Write out all of the entries exactly as given.

> _Given information_:
⟨

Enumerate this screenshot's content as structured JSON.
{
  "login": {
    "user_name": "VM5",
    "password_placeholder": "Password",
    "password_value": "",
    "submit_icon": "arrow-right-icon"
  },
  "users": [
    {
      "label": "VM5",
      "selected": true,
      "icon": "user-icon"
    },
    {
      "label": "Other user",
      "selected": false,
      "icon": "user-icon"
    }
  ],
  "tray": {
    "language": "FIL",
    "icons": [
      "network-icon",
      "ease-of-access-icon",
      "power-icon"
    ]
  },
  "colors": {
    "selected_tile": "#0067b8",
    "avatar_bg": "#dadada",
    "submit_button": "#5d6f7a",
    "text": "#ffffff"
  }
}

⟩

> _Result for this exercise_:
Enumerate this screenshot's content as structured JSON.
{
  "login": {
    "user_name": "VM5",
    "password_placeholder": "Password",
    "password_value": "",
    "submit_icon": "arrow-right-icon"
  },
  "users": [
    {
      "label": "VM5",
      "selected": true,
      "icon": "user-icon"
    },
    {
      "label": "Other user",
      "selected": false,
      "icon": "user-icon"
    }
  ],
  "tray": {
    "language": "FIL",
    "icons": [
      "network-icon",
      "ease-of-access-icon",
      "power-icon"
    ]
  },
  "colors": {
    "selected_tile": "#0067b8",
    "avatar_bg": "#dadada",
    "submit_button": "#5d6f7a",
    "text": "#ffffff"
  }
}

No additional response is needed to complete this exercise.